WHAT IS NEEDED:
Do not include the pictures; repeat the rest of the data exactly.

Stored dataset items
• • • • •

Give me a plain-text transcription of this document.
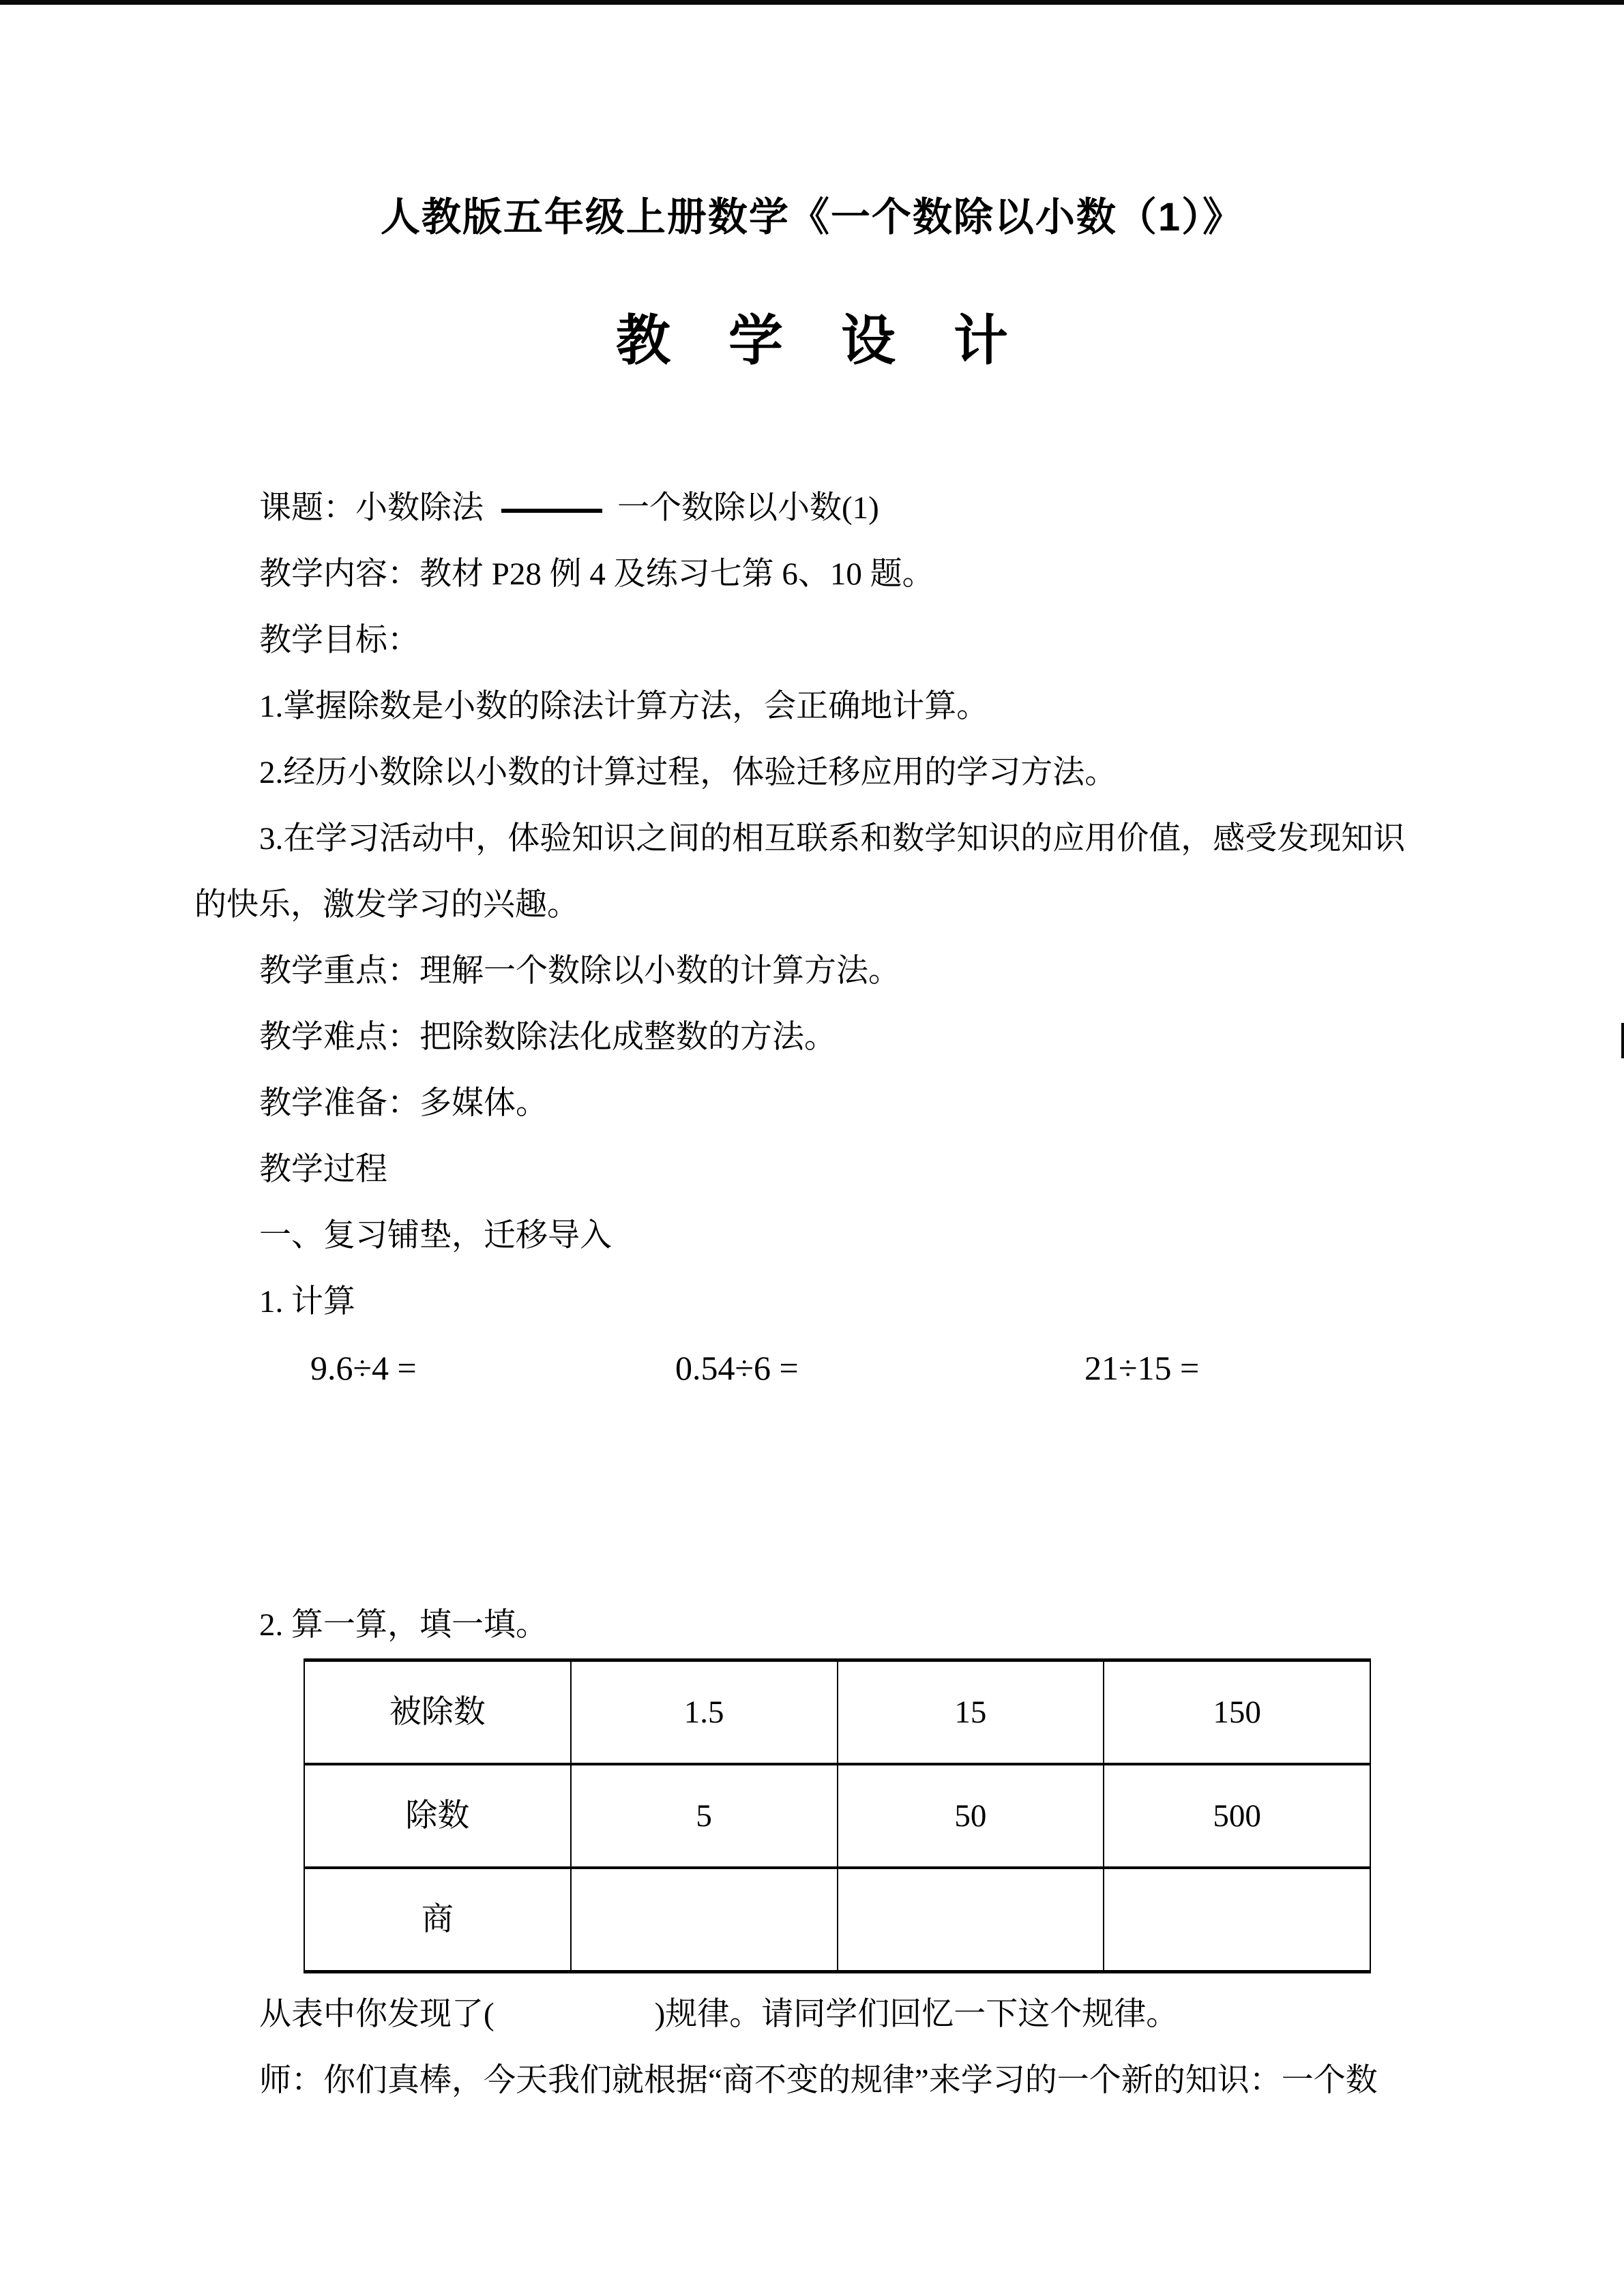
人教版五年级上册数学《一个数除以小数（1）》
教学设计

课题：小数除法	一个数除以小数(1)

教学内容：教材 P28 例 4 及练习七第 6、10 题。

教学目标：

1.掌握除数是小数的除法计算方法，会正确地计算。

2.经历小数除以小数的计算过程，体验迁移应用的学习方法。

3.在学习活动中，体验知识之间的相互联系和数学知识的应用价值，感受发现知识

的快乐，激发学习的兴趣。

教学重点：理解一个数除以小数的计算方法。

教学难点：把除数除法化成整数的方法。

教学准备：多媒体。

教学过程

一、复习铺垫，迁移导入

1. 计算

9.6÷4 =	0.54÷6 =	21÷15 =

2. 算一算，填一填。

被除数	1.5	15	150
除数	5	50	500
商			

从表中你发现了(　　　　　)规律。请同学们回忆一下这个规律。

师：你们真棒，今天我们就根据“商不变的规律”来学习的一个新的知识：一个数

• • • • •

THE RESULT:
Give me a plain-text transcription of this document.
人教版五年级上册数学《一个数除以小数（1）》
教学设计

课题：小数除法	一个数除以小数(1)

教学内容：教材 P28 例 4 及练习七第 6、10 题。

教学目标：

1.掌握除数是小数的除法计算方法，会正确地计算。

2.经历小数除以小数的计算过程，体验迁移应用的学习方法。

3.在学习活动中，体验知识之间的相互联系和数学知识的应用价值，感受发现知识

的快乐，激发学习的兴趣。

教学重点：理解一个数除以小数的计算方法。

教学难点：把除数除法化成整数的方法。

教学准备：多媒体。

教学过程

一、复习铺垫，迁移导入

1. 计算

9.6÷4 =	0.54÷6 =	21÷15 =

2. 算一算，填一填。

被除数	1.5	15	150
除数	5	50	500
商			

从表中你发现了(　　　　　)规律。请同学们回忆一下这个规律。

师：你们真棒，今天我们就根据“商不变的规律”来学习的一个新的知识：一个数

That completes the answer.